→ **TAREFA PROPOSTA 1**
Localize na listagem mais abaixo todas as linhas que contêm a palavra "Source" e copie cada uma delas.

→ **TEXTO EXTRAÍDO**
========================================

“Joana cujo coração se tornou o coração da França.
Joana, cuja memória será sempre amada…”
A Paixão de Joana d’Arc ou O Martírio de Joana d’Arc, como também é conhecido, é um filme francês, lançado em 1928 e dirigido pelo dinamarquês Carl Theodor Dreyer. Tido por muitos críticos como a principal obra de seu realizador, e um dos maiores clássicos do cinema mudo.
O filme tem seu roteiro baseado em documentos históricos e oficiais, encontrados na Biblioteca da Câmara dos Deputados de Paris, que descrevem com fidelidade o julgamento, tortura, condenação, e execução da guerreira Joana d’Arc, começando a partir do momento em que ela é capturada pelo exército inglês, abandonada por seus aliados, ficando a mercê dos inquisidores britânicos.

========================================

→ **TAREFA PROPOSTA 2**
De acordo com o texto sobre o filme, em que lugar foram encontrados os documentos usados como base para o roteiro?

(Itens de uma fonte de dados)
========================================

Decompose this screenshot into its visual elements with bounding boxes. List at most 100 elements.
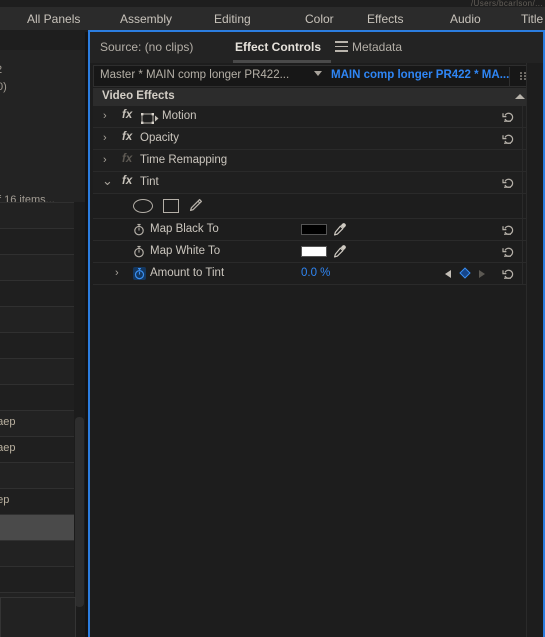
project-text-fragment-2: .0)	[0, 81, 7, 93]
active-tab-highlight	[233, 60, 331, 63]
workspace-tab-effects[interactable]: Effects	[367, 7, 403, 32]
tab-metadata[interactable]: Metadata	[352, 32, 402, 63]
param-name-map-black-to: Map Black To	[150, 223, 219, 235]
effect-row-time-remapping[interactable]: › fx Time Remapping	[93, 150, 541, 172]
list-item-label: 1.aep	[0, 442, 16, 454]
transform-icon	[141, 111, 159, 124]
list-item-selected[interactable]	[0, 515, 74, 541]
column-divider	[522, 263, 523, 284]
ellipse-mask-icon[interactable]	[133, 199, 153, 213]
list-item[interactable]: .aep	[0, 489, 74, 515]
list-item[interactable]	[0, 541, 74, 567]
workspace-tab-audio[interactable]: Audio	[450, 7, 481, 32]
workspace-tabs: All Panels Assembly Editing Color Effect…	[0, 7, 545, 32]
effect-name-time-remapping: Time Remapping	[140, 154, 228, 166]
list-item[interactable]	[0, 203, 74, 229]
list-item[interactable]: 1.aep	[0, 437, 74, 463]
list-item[interactable]: 1.aep	[0, 411, 74, 437]
master-clip-bar: Master * MAIN comp longer PR422... MAIN …	[93, 65, 541, 87]
tab-source[interactable]: Source: (no clips)	[100, 32, 193, 63]
disclosure-triangle-icon[interactable]: ›	[103, 154, 107, 167]
param-row-map-white-to[interactable]: Map White To	[93, 241, 541, 263]
chevron-down-icon[interactable]	[314, 71, 322, 76]
sequence-clip-label[interactable]: MAIN comp longer PR422 * MA...	[331, 69, 509, 81]
project-footer-box	[0, 597, 76, 637]
chevron-up-icon[interactable]	[515, 94, 525, 99]
eyedropper-icon[interactable]	[333, 222, 347, 237]
clip-bar-divider	[509, 67, 510, 86]
keyframe-diamond-icon[interactable]	[459, 267, 471, 279]
column-divider	[522, 172, 523, 193]
list-item[interactable]	[0, 333, 74, 359]
param-value-amount-to-tint[interactable]: 0.0 %	[301, 267, 330, 279]
reset-icon[interactable]	[502, 110, 515, 123]
list-item[interactable]	[0, 229, 74, 255]
project-scrollbar-thumb[interactable]	[75, 417, 84, 607]
list-item[interactable]	[0, 385, 74, 411]
color-swatch-black[interactable]	[301, 224, 327, 235]
video-effects-label: Video Effects	[102, 90, 175, 102]
effects-list: › fx Motion › fx Opacity › fx Time Remap…	[93, 106, 541, 285]
reset-icon[interactable]	[502, 245, 515, 258]
workspace-tab-editing[interactable]: Editing	[214, 7, 251, 32]
keyframe-next-icon[interactable]	[479, 270, 485, 278]
rectangle-mask-icon[interactable]	[163, 199, 179, 213]
list-item[interactable]	[0, 281, 74, 307]
list-item[interactable]: ep	[0, 463, 74, 489]
tab-effect-controls[interactable]: Effect Controls	[235, 32, 321, 63]
effect-name-opacity: Opacity	[140, 132, 179, 144]
effect-row-motion[interactable]: › fx Motion	[93, 106, 541, 128]
fx-icon: fx	[122, 175, 133, 187]
param-name-amount-to-tint: Amount to Tint	[150, 267, 225, 279]
stopwatch-icon[interactable]	[133, 223, 145, 236]
stopwatch-icon[interactable]	[133, 245, 145, 258]
reset-icon[interactable]	[502, 223, 515, 236]
list-item[interactable]	[0, 255, 74, 281]
reset-icon[interactable]	[502, 132, 515, 145]
timeline-column-strip	[526, 63, 541, 637]
workspace-tab-title[interactable]: Title	[521, 7, 543, 32]
effect-row-tint[interactable]: ⌄ fx Tint	[93, 172, 541, 194]
column-divider	[522, 241, 523, 262]
list-item-label: .aep	[0, 494, 10, 506]
color-swatch-white[interactable]	[301, 246, 327, 257]
param-row-amount-to-tint[interactable]: › Amount to Tint 0.0 %	[93, 263, 541, 285]
project-panel-partial: 2 .0) f 16 items... 1.aep 1.aep ep .aep …	[0, 32, 88, 637]
pen-mask-icon[interactable]	[187, 198, 203, 214]
stopwatch-icon-active[interactable]	[133, 267, 146, 280]
column-divider	[522, 194, 523, 218]
list-item[interactable]	[0, 567, 74, 593]
project-item-list: 1.aep 1.aep ep .aep y	[0, 202, 74, 619]
premiere-pro-window: /Users/bcarlson/... All Panels Assembly …	[0, 0, 545, 637]
eyedropper-icon[interactable]	[333, 244, 347, 259]
workspace-tab-color[interactable]: Color	[305, 7, 334, 32]
param-name-map-white-to: Map White To	[150, 245, 221, 257]
workspace-tab-all-panels[interactable]: All Panels	[27, 7, 80, 32]
fx-icon: fx	[122, 131, 133, 143]
panel-tab-strip: Source: (no clips) Effect Controls Metad…	[90, 32, 543, 63]
effect-controls-panel: Source: (no clips) Effect Controls Metad…	[88, 30, 545, 637]
mask-tools-row	[93, 194, 541, 219]
workspace-tab-assembly[interactable]: Assembly	[120, 7, 172, 32]
effect-row-opacity[interactable]: › fx Opacity	[93, 128, 541, 150]
project-panel-header	[0, 32, 88, 50]
keyframe-prev-icon[interactable]	[445, 270, 451, 278]
disclosure-triangle-icon[interactable]: ›	[115, 267, 119, 280]
title-strip: /Users/bcarlson/...	[0, 0, 545, 8]
project-text-fragment-1: 2	[0, 64, 2, 76]
disclosure-triangle-icon[interactable]: ⌄	[102, 174, 113, 187]
column-divider	[522, 219, 523, 240]
reset-icon[interactable]	[502, 267, 515, 280]
list-item[interactable]	[0, 359, 74, 385]
column-divider	[522, 150, 523, 171]
reset-icon[interactable]	[502, 176, 515, 189]
panel-menu-icon[interactable]	[335, 41, 348, 52]
master-clip-label[interactable]: Master * MAIN comp longer PR422...	[100, 69, 289, 81]
disclosure-triangle-icon[interactable]: ›	[103, 132, 107, 145]
param-row-map-black-to[interactable]: Map Black To	[93, 219, 541, 241]
disclosure-triangle-icon[interactable]: ›	[103, 110, 107, 123]
video-effects-header[interactable]: Video Effects	[93, 88, 541, 107]
fx-icon: fx	[122, 109, 133, 121]
list-item[interactable]	[0, 307, 74, 333]
effect-name-motion: Motion	[162, 110, 197, 122]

========================================

→ **SOLUÇÃO 1**
tab-source[interactable]: Source: (no clips)	[100, 32, 193, 63]
panel-tab-strip: Source: (no clips) Effect Controls Metad…	[90, 32, 543, 63]
effect-controls-panel: Source: (no clips) Effect Controls Metad…	[88, 30, 545, 637]

→ **SOLUÇÃO 2**
Na Biblioteca da Câmara dos Deputados de Paris.